Transcribe the material word for word, but without the images.

· · ·

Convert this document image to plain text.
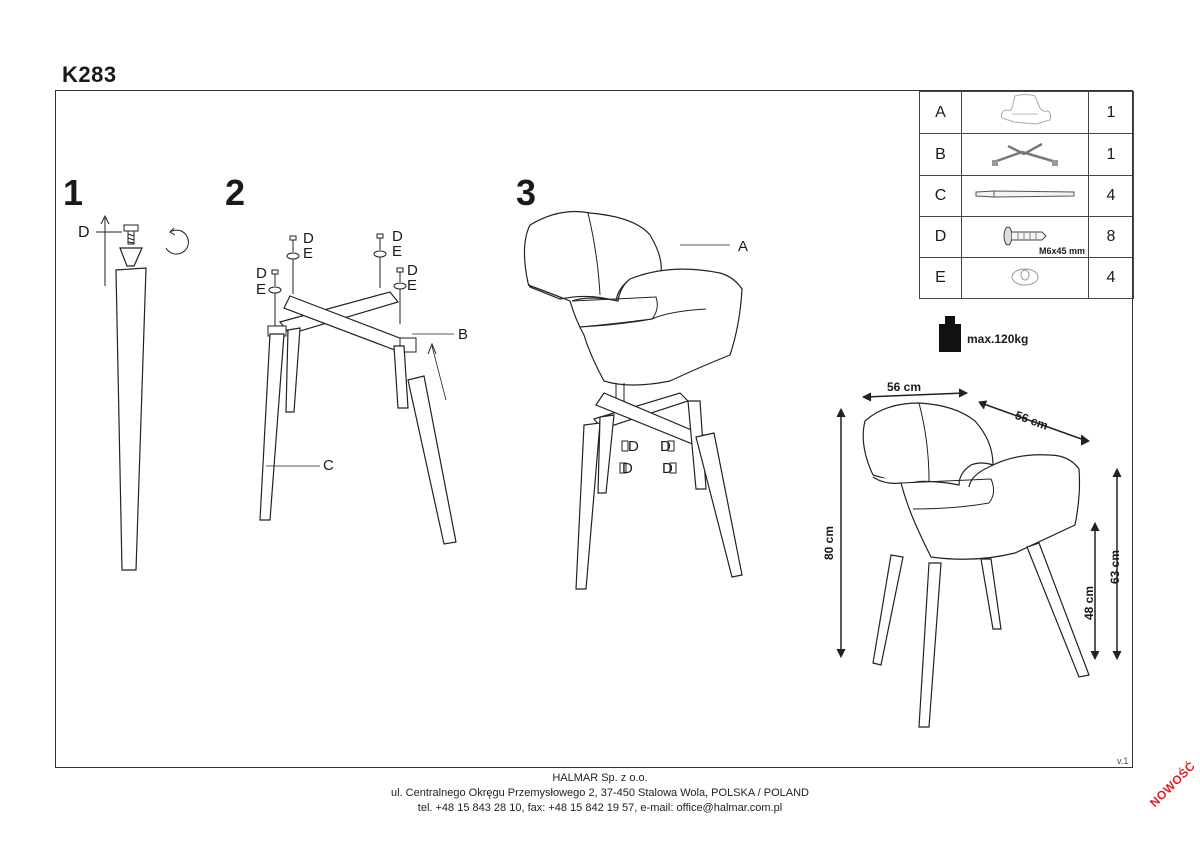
K283
1	2	3
A		1
B		1
C		4
D	M6x45 mm	8
E		4
max.120kg
D	D
E
D
E
D
E
D
E
B
C
A
D
D
D
D
56 cm
56 cm
80 cm
63 cm
48 cm
v.1
HALMAR Sp. z o.o.
ul. Centralnego Okręgu Przemysłowego 2, 37-450 Stalowa Wola, POLSKA / POLAND
tel. +48 15 843 28 10, fax: +48 15 842 19 57, e-mail: office@halmar.com.pl	NOWOŚĆ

· · ·

**Answer to this task**
Convert this document image to plain text.
K283
1	2	3
A		1
B		1
C		4
D	M6x45 mm	8
E		4
max.120kg
D	D
E
D
E
D
E
D
E
B
C
A
D
D
D
D
56 cm
56 cm
80 cm
63 cm
48 cm
v.1
HALMAR Sp. z o.o.
ul. Centralnego Okręgu Przemysłowego 2, 37-450 Stalowa Wola, POLSKA / POLAND
tel. +48 15 843 28 10, fax: +48 15 842 19 57, e-mail: office@halmar.com.pl	NOWOŚĆ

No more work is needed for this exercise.